■ Data section ■
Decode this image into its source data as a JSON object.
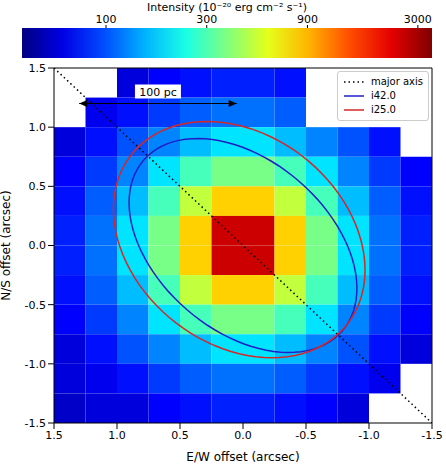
{
  "chart_data": {
    "type": "heatmap",
    "x_label": "E/W offset (arcsec)",
    "y_label": "N/S offset (arcsec)",
    "xlim": [
      1.5,
      -1.5
    ],
    "xticks": [
      1.5,
      {
        "value": 1,
        "label": "1.0"
      },
      0.5,
      {
        "value": 0,
        "label": "0.0"
      },
      -0.5,
      {
        "value": -1,
        "label": "-1.0"
      },
      -1.5
    ],
    "ylim": [
      -1.5,
      1.5
    ],
    "yticks": [
      -1.5,
      {
        "value": -1,
        "label": "-1.0"
      },
      -0.5,
      {
        "value": 0,
        "label": "0.0"
      },
      0.5,
      {
        "value": 1,
        "label": "1.0"
      },
      1.5
    ],
    "heatmap": {
      "x": [
        1.375,
        1.125,
        0.875,
        0.625,
        0.375,
        0.125,
        -0.125,
        -0.375,
        -0.625,
        -0.875,
        -1.125,
        -1.375
      ],
      "y": [
        1.375,
        1.125,
        0.875,
        0.625,
        0.375,
        0.125,
        -0.125,
        -0.375,
        -0.625,
        -0.875,
        -1.125,
        -1.375
      ],
      "values": [
        [
          null,
          null,
          60,
          70,
          75,
          80,
          80,
          75,
          null,
          null,
          null,
          null
        ],
        [
          null,
          65,
          75,
          90,
          105,
          115,
          115,
          105,
          null,
          null,
          null,
          null
        ],
        [
          60,
          75,
          100,
          125,
          160,
          190,
          190,
          160,
          125,
          100,
          75,
          null
        ],
        [
          70,
          90,
          125,
          190,
          290,
          360,
          360,
          290,
          190,
          125,
          90,
          70
        ],
        [
          75,
          105,
          160,
          290,
          500,
          800,
          800,
          500,
          290,
          160,
          105,
          75
        ],
        [
          80,
          115,
          190,
          360,
          800,
          2500,
          2500,
          800,
          360,
          190,
          115,
          80
        ],
        [
          80,
          115,
          190,
          360,
          800,
          2500,
          2500,
          800,
          360,
          190,
          115,
          80
        ],
        [
          75,
          105,
          160,
          290,
          500,
          800,
          800,
          500,
          290,
          160,
          105,
          75
        ],
        [
          70,
          90,
          125,
          190,
          290,
          360,
          360,
          290,
          190,
          125,
          90,
          70
        ],
        [
          60,
          75,
          100,
          125,
          160,
          190,
          190,
          160,
          125,
          100,
          75,
          60
        ],
        [
          60,
          65,
          75,
          90,
          105,
          115,
          115,
          105,
          90,
          75,
          65,
          null
        ],
        [
          55,
          60,
          60,
          70,
          75,
          80,
          80,
          75,
          70,
          60,
          null,
          null
        ]
      ]
    },
    "colorbar": {
      "label": "Intensity (10⁻²⁰ erg cm⁻² s⁻¹)",
      "range": [
        40,
        3500
      ],
      "ticks": [
        100,
        300,
        900,
        3000
      ],
      "log": true
    },
    "series": [
      {
        "name": "major axis",
        "color": "#000000",
        "line_style": "dotted",
        "x": [
          1.5,
          -1.5
        ],
        "y": [
          1.5,
          -1.5
        ]
      },
      {
        "name": "i42.0",
        "color": "#1f1fc8",
        "line_style": "solid",
        "type": "ellipse",
        "center": [
          0,
          0
        ],
        "semi_major": 1.07,
        "semi_minor": 0.7,
        "angle": 45
      },
      {
        "name": "i25.0",
        "color": "#d62728",
        "line_style": "solid",
        "type": "ellipse",
        "center": [
          0.03,
          0.05
        ],
        "semi_major": 1.12,
        "semi_minor": 0.86,
        "angle": 45
      }
    ],
    "legend": "upper right",
    "annotations": [
      {
        "text": "100 pc",
        "x": [
          1.3,
          0.05
        ],
        "y": 1.2
      }
    ]
  }
}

■ Exercise objective ■
Give every line above again exactly, with no pictures.

■ Output ■
Decode this image into its source data as a JSON object.
{
  "chart_data": {
    "type": "heatmap",
    "x_label": "E/W offset (arcsec)",
    "y_label": "N/S offset (arcsec)",
    "xlim": [
      1.5,
      -1.5
    ],
    "xticks": [
      1.5,
      {
        "value": 1,
        "label": "1.0"
      },
      0.5,
      {
        "value": 0,
        "label": "0.0"
      },
      -0.5,
      {
        "value": -1,
        "label": "-1.0"
      },
      -1.5
    ],
    "ylim": [
      -1.5,
      1.5
    ],
    "yticks": [
      -1.5,
      {
        "value": -1,
        "label": "-1.0"
      },
      -0.5,
      {
        "value": 0,
        "label": "0.0"
      },
      0.5,
      {
        "value": 1,
        "label": "1.0"
      },
      1.5
    ],
    "heatmap": {
      "x": [
        1.375,
        1.125,
        0.875,
        0.625,
        0.375,
        0.125,
        -0.125,
        -0.375,
        -0.625,
        -0.875,
        -1.125,
        -1.375
      ],
      "y": [
        1.375,
        1.125,
        0.875,
        0.625,
        0.375,
        0.125,
        -0.125,
        -0.375,
        -0.625,
        -0.875,
        -1.125,
        -1.375
      ],
      "values": [
        [
          null,
          null,
          60,
          70,
          75,
          80,
          80,
          75,
          null,
          null,
          null,
          null
        ],
        [
          null,
          65,
          75,
          90,
          105,
          115,
          115,
          105,
          null,
          null,
          null,
          null
        ],
        [
          60,
          75,
          100,
          125,
          160,
          190,
          190,
          160,
          125,
          100,
          75,
          null
        ],
        [
          70,
          90,
          125,
          190,
          290,
          360,
          360,
          290,
          190,
          125,
          90,
          70
        ],
        [
          75,
          105,
          160,
          290,
          500,
          800,
          800,
          500,
          290,
          160,
          105,
          75
        ],
        [
          80,
          115,
          190,
          360,
          800,
          2500,
          2500,
          800,
          360,
          190,
          115,
          80
        ],
        [
          80,
          115,
          190,
          360,
          800,
          2500,
          2500,
          800,
          360,
          190,
          115,
          80
        ],
        [
          75,
          105,
          160,
          290,
          500,
          800,
          800,
          500,
          290,
          160,
          105,
          75
        ],
        [
          70,
          90,
          125,
          190,
          290,
          360,
          360,
          290,
          190,
          125,
          90,
          70
        ],
        [
          60,
          75,
          100,
          125,
          160,
          190,
          190,
          160,
          125,
          100,
          75,
          60
        ],
        [
          60,
          65,
          75,
          90,
          105,
          115,
          115,
          105,
          90,
          75,
          65,
          null
        ],
        [
          55,
          60,
          60,
          70,
          75,
          80,
          80,
          75,
          70,
          60,
          null,
          null
        ]
      ]
    },
    "colorbar": {
      "label": "Intensity (10⁻²⁰ erg cm⁻² s⁻¹)",
      "range": [
        40,
        3500
      ],
      "ticks": [
        100,
        300,
        900,
        3000
      ],
      "log": true
    },
    "series": [
      {
        "name": "major axis",
        "color": "#000000",
        "line_style": "dotted",
        "x": [
          1.5,
          -1.5
        ],
        "y": [
          1.5,
          -1.5
        ]
      },
      {
        "name": "i42.0",
        "color": "#1f1fc8",
        "line_style": "solid",
        "type": "ellipse",
        "center": [
          0,
          0
        ],
        "semi_major": 1.07,
        "semi_minor": 0.7,
        "angle": 45
      },
      {
        "name": "i25.0",
        "color": "#d62728",
        "line_style": "solid",
        "type": "ellipse",
        "center": [
          0.03,
          0.05
        ],
        "semi_major": 1.12,
        "semi_minor": 0.86,
        "angle": 45
      }
    ],
    "legend": "upper right",
    "annotations": [
      {
        "text": "100 pc",
        "x": [
          1.3,
          0.05
        ],
        "y": 1.2
      }
    ]
  }
}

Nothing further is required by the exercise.